* _The input_:
....................
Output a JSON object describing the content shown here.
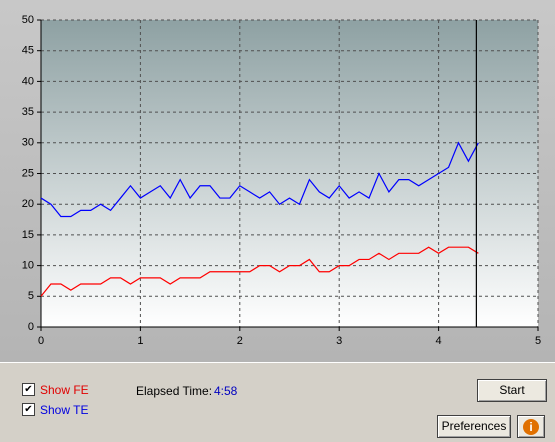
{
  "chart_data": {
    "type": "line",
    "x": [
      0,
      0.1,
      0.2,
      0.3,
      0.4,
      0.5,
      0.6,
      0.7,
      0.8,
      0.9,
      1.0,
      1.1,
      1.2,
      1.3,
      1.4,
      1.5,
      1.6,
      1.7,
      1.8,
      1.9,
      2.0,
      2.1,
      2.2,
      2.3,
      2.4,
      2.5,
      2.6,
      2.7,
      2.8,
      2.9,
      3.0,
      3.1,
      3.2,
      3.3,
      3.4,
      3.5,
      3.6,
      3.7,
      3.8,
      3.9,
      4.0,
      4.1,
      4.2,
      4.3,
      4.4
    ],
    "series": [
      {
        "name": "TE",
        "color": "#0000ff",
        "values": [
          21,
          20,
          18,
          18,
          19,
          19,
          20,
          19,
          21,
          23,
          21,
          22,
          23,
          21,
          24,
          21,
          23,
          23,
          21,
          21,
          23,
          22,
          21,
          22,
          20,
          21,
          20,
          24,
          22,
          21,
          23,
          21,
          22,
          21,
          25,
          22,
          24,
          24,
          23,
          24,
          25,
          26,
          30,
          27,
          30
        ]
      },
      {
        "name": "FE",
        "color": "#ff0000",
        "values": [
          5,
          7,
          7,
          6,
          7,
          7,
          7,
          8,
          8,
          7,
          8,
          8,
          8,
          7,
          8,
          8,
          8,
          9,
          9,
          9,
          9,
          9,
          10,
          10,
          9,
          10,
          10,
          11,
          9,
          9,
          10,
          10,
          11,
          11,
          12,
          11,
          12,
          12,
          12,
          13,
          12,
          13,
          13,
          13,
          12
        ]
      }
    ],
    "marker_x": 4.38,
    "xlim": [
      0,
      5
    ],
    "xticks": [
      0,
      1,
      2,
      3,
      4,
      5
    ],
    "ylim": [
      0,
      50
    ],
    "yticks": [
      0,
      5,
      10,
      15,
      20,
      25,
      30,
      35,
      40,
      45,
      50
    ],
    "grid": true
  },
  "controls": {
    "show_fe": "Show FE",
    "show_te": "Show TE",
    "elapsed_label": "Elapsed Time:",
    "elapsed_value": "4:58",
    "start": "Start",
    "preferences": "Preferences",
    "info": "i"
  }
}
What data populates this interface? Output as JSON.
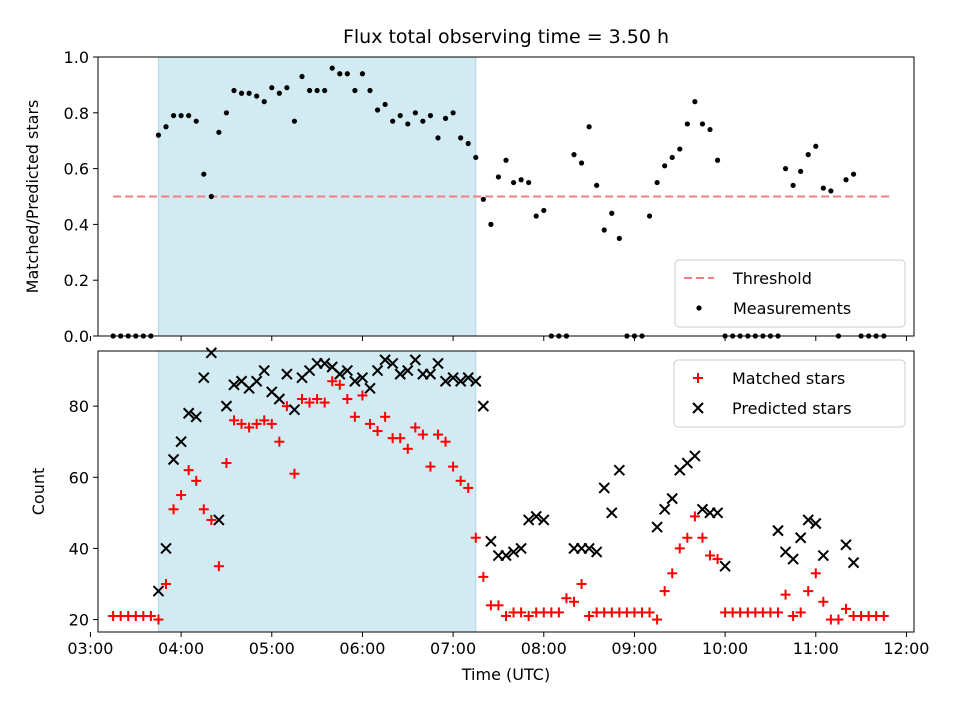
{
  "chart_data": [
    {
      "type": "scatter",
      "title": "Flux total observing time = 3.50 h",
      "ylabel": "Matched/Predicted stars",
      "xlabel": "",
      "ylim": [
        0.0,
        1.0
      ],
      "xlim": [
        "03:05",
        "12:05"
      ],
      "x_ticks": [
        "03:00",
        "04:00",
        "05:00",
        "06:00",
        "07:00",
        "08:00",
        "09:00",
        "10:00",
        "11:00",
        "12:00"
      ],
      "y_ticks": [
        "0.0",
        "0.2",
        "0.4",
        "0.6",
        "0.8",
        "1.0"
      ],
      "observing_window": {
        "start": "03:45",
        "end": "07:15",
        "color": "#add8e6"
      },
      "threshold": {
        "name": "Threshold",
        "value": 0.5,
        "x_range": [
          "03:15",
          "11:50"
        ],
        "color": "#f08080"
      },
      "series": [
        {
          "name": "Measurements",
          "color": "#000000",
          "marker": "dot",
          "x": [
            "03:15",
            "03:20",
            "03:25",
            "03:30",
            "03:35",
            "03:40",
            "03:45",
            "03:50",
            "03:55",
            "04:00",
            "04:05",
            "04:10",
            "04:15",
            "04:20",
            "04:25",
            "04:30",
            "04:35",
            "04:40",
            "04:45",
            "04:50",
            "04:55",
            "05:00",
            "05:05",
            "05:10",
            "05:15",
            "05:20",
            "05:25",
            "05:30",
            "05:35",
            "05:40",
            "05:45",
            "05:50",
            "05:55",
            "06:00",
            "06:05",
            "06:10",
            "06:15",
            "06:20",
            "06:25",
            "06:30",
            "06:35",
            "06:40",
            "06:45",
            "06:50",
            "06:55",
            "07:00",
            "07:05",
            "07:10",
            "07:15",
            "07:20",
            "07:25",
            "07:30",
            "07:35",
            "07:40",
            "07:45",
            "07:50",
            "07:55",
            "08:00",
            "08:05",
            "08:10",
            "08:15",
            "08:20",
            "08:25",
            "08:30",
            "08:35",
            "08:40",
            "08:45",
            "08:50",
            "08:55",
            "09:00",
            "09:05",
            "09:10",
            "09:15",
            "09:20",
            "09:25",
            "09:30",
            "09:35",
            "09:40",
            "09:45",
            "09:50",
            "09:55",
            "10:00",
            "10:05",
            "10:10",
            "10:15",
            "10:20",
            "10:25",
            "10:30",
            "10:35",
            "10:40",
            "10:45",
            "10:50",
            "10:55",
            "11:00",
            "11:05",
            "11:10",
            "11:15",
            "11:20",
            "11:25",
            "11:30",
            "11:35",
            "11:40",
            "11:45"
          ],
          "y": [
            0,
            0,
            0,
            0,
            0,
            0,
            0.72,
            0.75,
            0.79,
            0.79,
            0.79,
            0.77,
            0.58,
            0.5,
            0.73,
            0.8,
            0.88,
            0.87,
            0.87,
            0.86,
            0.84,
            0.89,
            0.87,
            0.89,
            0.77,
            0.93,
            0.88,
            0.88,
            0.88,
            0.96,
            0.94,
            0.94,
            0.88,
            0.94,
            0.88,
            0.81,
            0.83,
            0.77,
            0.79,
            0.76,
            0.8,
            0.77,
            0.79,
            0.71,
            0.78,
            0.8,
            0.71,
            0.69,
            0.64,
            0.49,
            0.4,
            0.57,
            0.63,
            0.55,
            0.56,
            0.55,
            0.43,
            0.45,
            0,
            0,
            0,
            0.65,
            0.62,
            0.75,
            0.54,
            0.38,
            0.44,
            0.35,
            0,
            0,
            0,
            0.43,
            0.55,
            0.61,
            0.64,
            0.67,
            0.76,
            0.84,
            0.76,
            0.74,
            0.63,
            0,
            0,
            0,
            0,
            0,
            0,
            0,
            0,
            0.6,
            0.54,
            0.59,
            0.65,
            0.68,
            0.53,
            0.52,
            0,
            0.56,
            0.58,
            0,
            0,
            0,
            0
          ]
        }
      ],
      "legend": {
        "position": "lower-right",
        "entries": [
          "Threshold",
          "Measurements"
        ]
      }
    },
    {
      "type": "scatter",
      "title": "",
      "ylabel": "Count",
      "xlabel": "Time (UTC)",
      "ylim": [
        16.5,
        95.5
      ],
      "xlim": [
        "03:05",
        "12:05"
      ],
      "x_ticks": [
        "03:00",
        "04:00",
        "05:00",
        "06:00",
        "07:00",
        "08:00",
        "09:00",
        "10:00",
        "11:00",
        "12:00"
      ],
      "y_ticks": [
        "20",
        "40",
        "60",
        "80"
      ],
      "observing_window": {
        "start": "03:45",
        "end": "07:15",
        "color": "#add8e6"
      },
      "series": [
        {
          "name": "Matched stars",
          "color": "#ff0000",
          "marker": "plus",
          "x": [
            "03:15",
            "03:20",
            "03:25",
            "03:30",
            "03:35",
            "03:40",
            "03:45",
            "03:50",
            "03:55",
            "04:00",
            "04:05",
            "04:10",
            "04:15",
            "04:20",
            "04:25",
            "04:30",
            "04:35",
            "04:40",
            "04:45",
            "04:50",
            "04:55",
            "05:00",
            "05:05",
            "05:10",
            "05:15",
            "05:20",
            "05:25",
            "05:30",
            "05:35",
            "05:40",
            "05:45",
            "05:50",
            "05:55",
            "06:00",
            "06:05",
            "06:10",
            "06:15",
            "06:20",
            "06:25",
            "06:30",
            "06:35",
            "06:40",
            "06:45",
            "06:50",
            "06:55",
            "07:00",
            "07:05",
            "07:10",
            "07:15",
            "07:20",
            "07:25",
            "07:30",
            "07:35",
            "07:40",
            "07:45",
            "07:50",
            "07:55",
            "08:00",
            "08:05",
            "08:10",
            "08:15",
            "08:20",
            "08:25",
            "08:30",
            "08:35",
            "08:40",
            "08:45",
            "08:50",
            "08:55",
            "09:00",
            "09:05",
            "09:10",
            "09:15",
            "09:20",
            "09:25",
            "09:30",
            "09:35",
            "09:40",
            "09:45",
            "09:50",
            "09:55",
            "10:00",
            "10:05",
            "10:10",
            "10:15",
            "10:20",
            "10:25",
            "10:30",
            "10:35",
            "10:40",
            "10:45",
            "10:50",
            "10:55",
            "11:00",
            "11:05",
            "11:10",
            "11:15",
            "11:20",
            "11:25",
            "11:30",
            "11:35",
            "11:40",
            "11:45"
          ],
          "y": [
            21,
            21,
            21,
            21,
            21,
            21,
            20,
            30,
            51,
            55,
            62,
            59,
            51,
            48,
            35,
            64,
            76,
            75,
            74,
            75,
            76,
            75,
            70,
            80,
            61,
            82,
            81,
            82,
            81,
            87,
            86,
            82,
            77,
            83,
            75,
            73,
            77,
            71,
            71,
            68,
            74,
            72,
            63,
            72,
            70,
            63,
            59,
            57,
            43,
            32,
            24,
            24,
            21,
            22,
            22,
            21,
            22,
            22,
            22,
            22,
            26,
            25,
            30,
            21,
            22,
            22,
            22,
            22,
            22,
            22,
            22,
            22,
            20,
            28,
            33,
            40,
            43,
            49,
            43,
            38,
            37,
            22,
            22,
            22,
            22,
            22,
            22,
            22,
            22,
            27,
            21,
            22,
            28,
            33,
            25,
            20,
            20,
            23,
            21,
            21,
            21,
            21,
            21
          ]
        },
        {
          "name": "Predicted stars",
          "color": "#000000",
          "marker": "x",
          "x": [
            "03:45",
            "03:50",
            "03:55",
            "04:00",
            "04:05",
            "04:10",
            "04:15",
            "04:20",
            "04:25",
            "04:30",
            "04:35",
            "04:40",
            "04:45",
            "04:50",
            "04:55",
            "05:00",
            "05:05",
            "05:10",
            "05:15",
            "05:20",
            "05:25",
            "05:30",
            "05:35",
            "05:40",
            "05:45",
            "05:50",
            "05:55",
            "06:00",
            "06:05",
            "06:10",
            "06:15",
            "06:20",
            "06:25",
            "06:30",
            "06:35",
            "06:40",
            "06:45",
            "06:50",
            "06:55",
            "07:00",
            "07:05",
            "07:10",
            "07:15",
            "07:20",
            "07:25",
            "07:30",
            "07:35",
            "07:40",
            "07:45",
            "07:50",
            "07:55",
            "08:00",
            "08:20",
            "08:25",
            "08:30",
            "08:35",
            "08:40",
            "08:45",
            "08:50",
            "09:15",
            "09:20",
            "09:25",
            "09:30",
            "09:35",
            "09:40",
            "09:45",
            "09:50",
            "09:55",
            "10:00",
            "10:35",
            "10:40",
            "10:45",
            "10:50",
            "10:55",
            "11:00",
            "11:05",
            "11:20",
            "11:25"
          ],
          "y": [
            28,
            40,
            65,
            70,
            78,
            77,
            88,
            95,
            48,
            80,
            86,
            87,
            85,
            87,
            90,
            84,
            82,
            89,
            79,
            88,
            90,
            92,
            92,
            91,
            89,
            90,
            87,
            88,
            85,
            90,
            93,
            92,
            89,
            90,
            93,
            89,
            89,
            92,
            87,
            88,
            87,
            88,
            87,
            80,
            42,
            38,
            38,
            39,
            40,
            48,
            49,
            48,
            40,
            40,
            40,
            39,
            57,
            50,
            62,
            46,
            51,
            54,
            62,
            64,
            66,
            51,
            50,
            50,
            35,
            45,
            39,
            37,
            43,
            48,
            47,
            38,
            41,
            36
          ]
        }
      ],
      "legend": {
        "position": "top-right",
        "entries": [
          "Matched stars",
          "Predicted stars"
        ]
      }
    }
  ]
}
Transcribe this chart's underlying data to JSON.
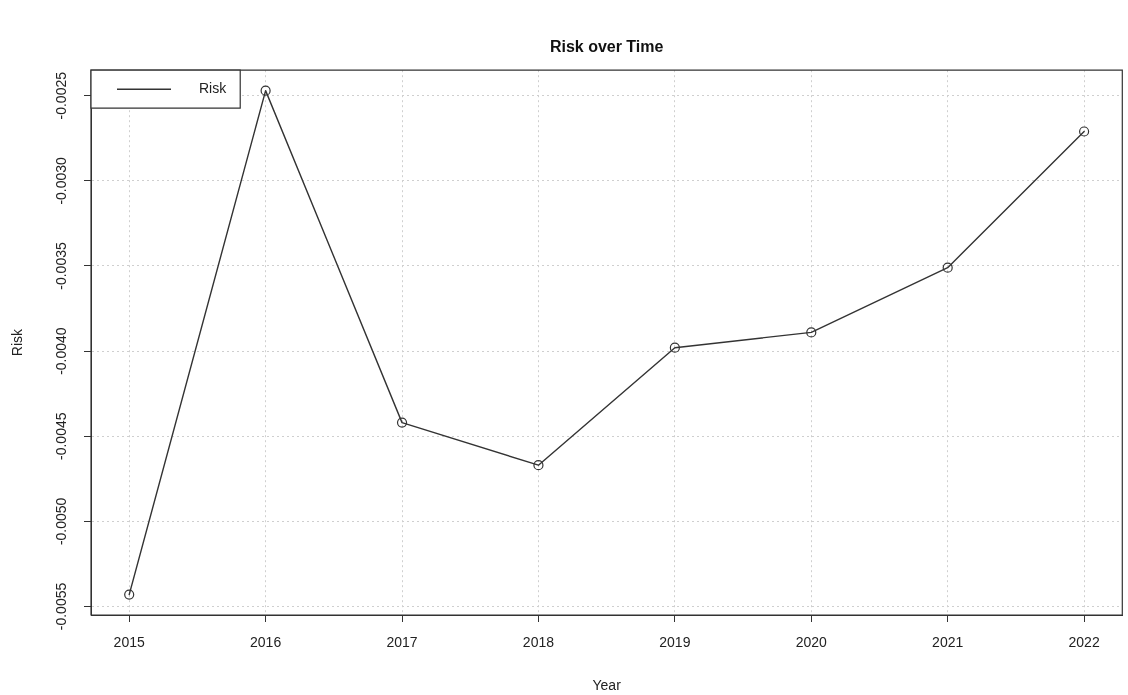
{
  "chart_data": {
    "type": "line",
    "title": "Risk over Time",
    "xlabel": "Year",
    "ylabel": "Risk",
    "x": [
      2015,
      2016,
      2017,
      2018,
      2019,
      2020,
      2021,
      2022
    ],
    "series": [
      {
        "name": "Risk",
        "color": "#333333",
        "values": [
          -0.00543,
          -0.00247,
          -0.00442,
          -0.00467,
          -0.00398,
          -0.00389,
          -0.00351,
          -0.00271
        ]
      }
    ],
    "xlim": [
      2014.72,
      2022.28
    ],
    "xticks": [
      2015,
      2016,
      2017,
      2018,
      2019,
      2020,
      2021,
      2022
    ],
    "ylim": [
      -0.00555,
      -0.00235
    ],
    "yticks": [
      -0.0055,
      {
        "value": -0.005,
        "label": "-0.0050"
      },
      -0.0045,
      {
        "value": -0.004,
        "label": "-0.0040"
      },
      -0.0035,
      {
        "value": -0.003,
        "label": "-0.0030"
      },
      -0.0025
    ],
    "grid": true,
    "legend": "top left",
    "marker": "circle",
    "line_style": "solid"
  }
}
....................
* _Request_:
Determine how many lines include the string "this". Give no answer but the number.

* _Result of the task_:
2